* **Problem to work on**
Your task is to print all of the material verbatim.
== The data
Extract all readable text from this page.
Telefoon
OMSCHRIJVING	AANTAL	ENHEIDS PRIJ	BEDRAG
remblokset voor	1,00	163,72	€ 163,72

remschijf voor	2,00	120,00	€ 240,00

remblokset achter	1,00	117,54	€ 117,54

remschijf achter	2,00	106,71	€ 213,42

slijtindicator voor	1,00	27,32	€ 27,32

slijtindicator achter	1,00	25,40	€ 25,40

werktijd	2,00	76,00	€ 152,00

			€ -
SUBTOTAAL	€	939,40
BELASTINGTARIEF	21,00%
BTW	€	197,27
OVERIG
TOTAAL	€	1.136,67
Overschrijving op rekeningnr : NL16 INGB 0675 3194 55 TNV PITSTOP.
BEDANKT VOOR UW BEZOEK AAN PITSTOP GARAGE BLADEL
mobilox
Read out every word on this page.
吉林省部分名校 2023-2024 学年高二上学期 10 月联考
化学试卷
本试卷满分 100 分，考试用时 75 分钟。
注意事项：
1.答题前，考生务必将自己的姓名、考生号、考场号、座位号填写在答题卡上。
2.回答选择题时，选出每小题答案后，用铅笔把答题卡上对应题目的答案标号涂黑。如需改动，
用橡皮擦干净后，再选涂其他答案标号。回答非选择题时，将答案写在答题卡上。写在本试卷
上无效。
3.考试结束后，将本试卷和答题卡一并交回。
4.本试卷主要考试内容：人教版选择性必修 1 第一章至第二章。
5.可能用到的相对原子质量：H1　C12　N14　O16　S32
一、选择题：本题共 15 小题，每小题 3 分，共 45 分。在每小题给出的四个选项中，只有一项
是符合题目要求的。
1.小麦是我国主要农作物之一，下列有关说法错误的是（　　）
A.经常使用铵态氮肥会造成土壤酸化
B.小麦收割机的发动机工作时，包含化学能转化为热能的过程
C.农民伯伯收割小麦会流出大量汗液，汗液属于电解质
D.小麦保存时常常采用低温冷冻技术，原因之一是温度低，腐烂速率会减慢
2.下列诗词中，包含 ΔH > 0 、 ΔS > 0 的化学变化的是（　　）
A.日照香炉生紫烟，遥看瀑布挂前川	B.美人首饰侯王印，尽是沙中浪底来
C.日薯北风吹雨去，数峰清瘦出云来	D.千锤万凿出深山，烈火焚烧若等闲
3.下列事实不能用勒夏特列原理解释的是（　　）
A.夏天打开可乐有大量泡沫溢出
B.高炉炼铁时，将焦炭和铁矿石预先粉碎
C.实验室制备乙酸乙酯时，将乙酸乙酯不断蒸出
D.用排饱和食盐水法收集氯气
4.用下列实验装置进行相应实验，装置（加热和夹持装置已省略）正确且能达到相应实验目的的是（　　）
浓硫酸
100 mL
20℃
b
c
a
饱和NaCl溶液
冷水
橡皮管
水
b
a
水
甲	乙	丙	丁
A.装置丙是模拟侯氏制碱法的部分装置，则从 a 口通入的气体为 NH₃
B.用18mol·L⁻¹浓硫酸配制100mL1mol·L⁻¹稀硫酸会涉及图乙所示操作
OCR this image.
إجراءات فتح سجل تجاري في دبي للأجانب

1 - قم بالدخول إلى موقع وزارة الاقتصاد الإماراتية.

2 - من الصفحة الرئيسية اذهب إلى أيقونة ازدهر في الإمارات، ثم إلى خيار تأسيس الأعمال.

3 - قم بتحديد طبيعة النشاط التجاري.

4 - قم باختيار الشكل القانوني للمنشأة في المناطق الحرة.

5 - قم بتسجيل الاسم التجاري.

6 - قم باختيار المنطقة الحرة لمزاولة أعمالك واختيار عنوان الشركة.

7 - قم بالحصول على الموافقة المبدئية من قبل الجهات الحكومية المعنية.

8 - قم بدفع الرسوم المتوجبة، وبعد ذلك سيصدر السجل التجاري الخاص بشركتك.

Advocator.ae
====
* **Output of the exercise**
Extract all readable text from this page.
Telefoon
OMSCHRIJVING	AANTAL	ENHEIDS PRIJ	BEDRAG
remblokset voor	1,00	163,72	€ 163,72

remschijf voor	2,00	120,00	€ 240,00

remblokset achter	1,00	117,54	€ 117,54

remschijf achter	2,00	106,71	€ 213,42

slijtindicator voor	1,00	27,32	€ 27,32

slijtindicator achter	1,00	25,40	€ 25,40

werktijd	2,00	76,00	€ 152,00

			€ -
SUBTOTAAL	€	939,40
BELASTINGTARIEF	21,00%
BTW	€	197,27
OVERIG
TOTAAL	€	1.136,67
Overschrijving op rekeningnr : NL16 INGB 0675 3194 55 TNV PITSTOP.
BEDANKT VOOR UW BEZOEK AAN PITSTOP GARAGE BLADEL
mobilox
Read out every word on this page.
吉林省部分名校 2023-2024 学年高二上学期 10 月联考
化学试卷
本试卷满分 100 分，考试用时 75 分钟。
注意事项：
1.答题前，考生务必将自己的姓名、考生号、考场号、座位号填写在答题卡上。
2.回答选择题时，选出每小题答案后，用铅笔把答题卡上对应题目的答案标号涂黑。如需改动，
用橡皮擦干净后，再选涂其他答案标号。回答非选择题时，将答案写在答题卡上。写在本试卷
上无效。
3.考试结束后，将本试卷和答题卡一并交回。
4.本试卷主要考试内容：人教版选择性必修 1 第一章至第二章。
5.可能用到的相对原子质量：H1　C12　N14　O16　S32
一、选择题：本题共 15 小题，每小题 3 分，共 45 分。在每小题给出的四个选项中，只有一项
是符合题目要求的。
1.小麦是我国主要农作物之一，下列有关说法错误的是（　　）
A.经常使用铵态氮肥会造成土壤酸化
B.小麦收割机的发动机工作时，包含化学能转化为热能的过程
C.农民伯伯收割小麦会流出大量汗液，汗液属于电解质
D.小麦保存时常常采用低温冷冻技术，原因之一是温度低，腐烂速率会减慢
2.下列诗词中，包含 ΔH > 0 、 ΔS > 0 的化学变化的是（　　）
A.日照香炉生紫烟，遥看瀑布挂前川	B.美人首饰侯王印，尽是沙中浪底来
C.日薯北风吹雨去，数峰清瘦出云来	D.千锤万凿出深山，烈火焚烧若等闲
3.下列事实不能用勒夏特列原理解释的是（　　）
A.夏天打开可乐有大量泡沫溢出
B.高炉炼铁时，将焦炭和铁矿石预先粉碎
C.实验室制备乙酸乙酯时，将乙酸乙酯不断蒸出
D.用排饱和食盐水法收集氯气
4.用下列实验装置进行相应实验，装置（加热和夹持装置已省略）正确且能达到相应实验目的的是（　　）
浓硫酸
100 mL
20℃
b
c
a
饱和NaCl溶液
冷水
橡皮管
水
b
a
水
甲	乙	丙	丁
A.装置丙是模拟侯氏制碱法的部分装置，则从 a 口通入的气体为 NH₃
B.用18mol·L⁻¹浓硫酸配制100mL1mol·L⁻¹稀硫酸会涉及图乙所示操作
OCR this image.
إجراءات فتح سجل تجاري في دبي للأجانب

1 - قم بالدخول إلى موقع وزارة الاقتصاد الإماراتية.

2 - من الصفحة الرئيسية اذهب إلى أيقونة ازدهر في الإمارات، ثم إلى خيار تأسيس الأعمال.

3 - قم بتحديد طبيعة النشاط التجاري.

4 - قم باختيار الشكل القانوني للمنشأة في المناطق الحرة.

5 - قم بتسجيل الاسم التجاري.

6 - قم باختيار المنطقة الحرة لمزاولة أعمالك واختيار عنوان الشركة.

7 - قم بالحصول على الموافقة المبدئية من قبل الجهات الحكومية المعنية.

8 - قم بدفع الرسوم المتوجبة، وبعد ذلك سيصدر السجل التجاري الخاص بشركتك.

Advocator.ae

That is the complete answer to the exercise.